WORK REQUIRED
Your task is to output all the records below, word for word.

Saved data entries
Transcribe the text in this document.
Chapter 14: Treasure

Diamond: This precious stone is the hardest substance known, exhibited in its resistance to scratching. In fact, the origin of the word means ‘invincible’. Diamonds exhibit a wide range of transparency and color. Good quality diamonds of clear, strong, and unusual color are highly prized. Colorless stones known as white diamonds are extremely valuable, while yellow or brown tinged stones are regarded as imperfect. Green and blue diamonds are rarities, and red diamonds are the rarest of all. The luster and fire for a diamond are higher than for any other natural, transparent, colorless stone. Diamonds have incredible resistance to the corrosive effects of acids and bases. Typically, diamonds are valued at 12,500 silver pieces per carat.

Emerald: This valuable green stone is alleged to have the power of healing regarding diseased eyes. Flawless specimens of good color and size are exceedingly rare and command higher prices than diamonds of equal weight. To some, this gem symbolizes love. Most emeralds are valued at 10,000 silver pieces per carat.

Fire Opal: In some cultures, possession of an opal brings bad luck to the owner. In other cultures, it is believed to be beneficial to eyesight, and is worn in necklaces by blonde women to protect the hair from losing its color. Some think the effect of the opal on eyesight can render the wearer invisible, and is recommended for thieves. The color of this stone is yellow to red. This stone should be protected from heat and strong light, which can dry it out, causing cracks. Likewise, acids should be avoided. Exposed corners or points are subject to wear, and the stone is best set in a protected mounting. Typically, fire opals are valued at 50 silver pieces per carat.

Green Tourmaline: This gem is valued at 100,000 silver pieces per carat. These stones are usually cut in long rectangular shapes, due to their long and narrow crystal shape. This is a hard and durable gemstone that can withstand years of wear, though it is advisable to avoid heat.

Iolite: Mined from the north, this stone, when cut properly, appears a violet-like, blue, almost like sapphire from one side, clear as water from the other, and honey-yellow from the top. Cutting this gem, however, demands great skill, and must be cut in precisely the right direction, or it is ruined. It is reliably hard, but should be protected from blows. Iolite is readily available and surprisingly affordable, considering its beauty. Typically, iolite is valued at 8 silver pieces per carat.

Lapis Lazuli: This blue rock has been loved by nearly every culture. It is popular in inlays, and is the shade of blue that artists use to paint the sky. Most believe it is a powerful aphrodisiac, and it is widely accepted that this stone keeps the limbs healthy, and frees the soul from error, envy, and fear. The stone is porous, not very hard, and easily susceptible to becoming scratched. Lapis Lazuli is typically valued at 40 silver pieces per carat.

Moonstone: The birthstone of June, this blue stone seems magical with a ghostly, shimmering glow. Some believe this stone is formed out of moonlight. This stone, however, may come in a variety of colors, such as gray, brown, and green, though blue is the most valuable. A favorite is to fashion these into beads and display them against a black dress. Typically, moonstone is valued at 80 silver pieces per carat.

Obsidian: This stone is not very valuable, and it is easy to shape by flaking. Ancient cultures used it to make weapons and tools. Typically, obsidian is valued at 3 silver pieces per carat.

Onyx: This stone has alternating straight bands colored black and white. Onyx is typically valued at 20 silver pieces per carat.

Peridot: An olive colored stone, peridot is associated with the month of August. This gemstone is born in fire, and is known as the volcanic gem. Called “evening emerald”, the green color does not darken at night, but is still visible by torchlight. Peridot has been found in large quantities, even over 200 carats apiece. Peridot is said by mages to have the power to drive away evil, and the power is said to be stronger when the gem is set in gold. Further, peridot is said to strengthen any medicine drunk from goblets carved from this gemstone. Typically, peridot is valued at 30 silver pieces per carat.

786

THE OUTPUT
Transcribe the text in this document.
Chapter 14: Treasure

Diamond: This precious stone is the hardest substance known, exhibited in its resistance to scratching. In fact, the origin of the word means ‘invincible’. Diamonds exhibit a wide range of transparency and color. Good quality diamonds of clear, strong, and unusual color are highly prized. Colorless stones known as white diamonds are extremely valuable, while yellow or brown tinged stones are regarded as imperfect. Green and blue diamonds are rarities, and red diamonds are the rarest of all. The luster and fire for a diamond are higher than for any other natural, transparent, colorless stone. Diamonds have incredible resistance to the corrosive effects of acids and bases. Typically, diamonds are valued at 12,500 silver pieces per carat.

Emerald: This valuable green stone is alleged to have the power of healing regarding diseased eyes. Flawless specimens of good color and size are exceedingly rare and command higher prices than diamonds of equal weight. To some, this gem symbolizes love. Most emeralds are valued at 10,000 silver pieces per carat.

Fire Opal: In some cultures, possession of an opal brings bad luck to the owner. In other cultures, it is believed to be beneficial to eyesight, and is worn in necklaces by blonde women to protect the hair from losing its color. Some think the effect of the opal on eyesight can render the wearer invisible, and is recommended for thieves. The color of this stone is yellow to red. This stone should be protected from heat and strong light, which can dry it out, causing cracks. Likewise, acids should be avoided. Exposed corners or points are subject to wear, and the stone is best set in a protected mounting. Typically, fire opals are valued at 50 silver pieces per carat.

Green Tourmaline: This gem is valued at 100,000 silver pieces per carat. These stones are usually cut in long rectangular shapes, due to their long and narrow crystal shape. This is a hard and durable gemstone that can withstand years of wear, though it is advisable to avoid heat.

Iolite: Mined from the north, this stone, when cut properly, appears a violet-like, blue, almost like sapphire from one side, clear as water from the other, and honey-yellow from the top. Cutting this gem, however, demands great skill, and must be cut in precisely the right direction, or it is ruined. It is reliably hard, but should be protected from blows. Iolite is readily available and surprisingly affordable, considering its beauty. Typically, iolite is valued at 8 silver pieces per carat.

Lapis Lazuli: This blue rock has been loved by nearly every culture. It is popular in inlays, and is the shade of blue that artists use to paint the sky. Most believe it is a powerful aphrodisiac, and it is widely accepted that this stone keeps the limbs healthy, and frees the soul from error, envy, and fear. The stone is porous, not very hard, and easily susceptible to becoming scratched. Lapis Lazuli is typically valued at 40 silver pieces per carat.

Moonstone: The birthstone of June, this blue stone seems magical with a ghostly, shimmering glow. Some believe this stone is formed out of moonlight. This stone, however, may come in a variety of colors, such as gray, brown, and green, though blue is the most valuable. A favorite is to fashion these into beads and display them against a black dress. Typically, moonstone is valued at 80 silver pieces per carat.

Obsidian: This stone is not very valuable, and it is easy to shape by flaking. Ancient cultures used it to make weapons and tools. Typically, obsidian is valued at 3 silver pieces per carat.

Onyx: This stone has alternating straight bands colored black and white. Onyx is typically valued at 20 silver pieces per carat.

Peridot: An olive colored stone, peridot is associated with the month of August. This gemstone is born in fire, and is known as the volcanic gem. Called “evening emerald”, the green color does not darken at night, but is still visible by torchlight. Peridot has been found in large quantities, even over 200 carats apiece. Peridot is said by mages to have the power to drive away evil, and the power is said to be stronger when the gem is set in gold. Further, peridot is said to strengthen any medicine drunk from goblets carved from this gemstone. Typically, peridot is valued at 30 silver pieces per carat.

786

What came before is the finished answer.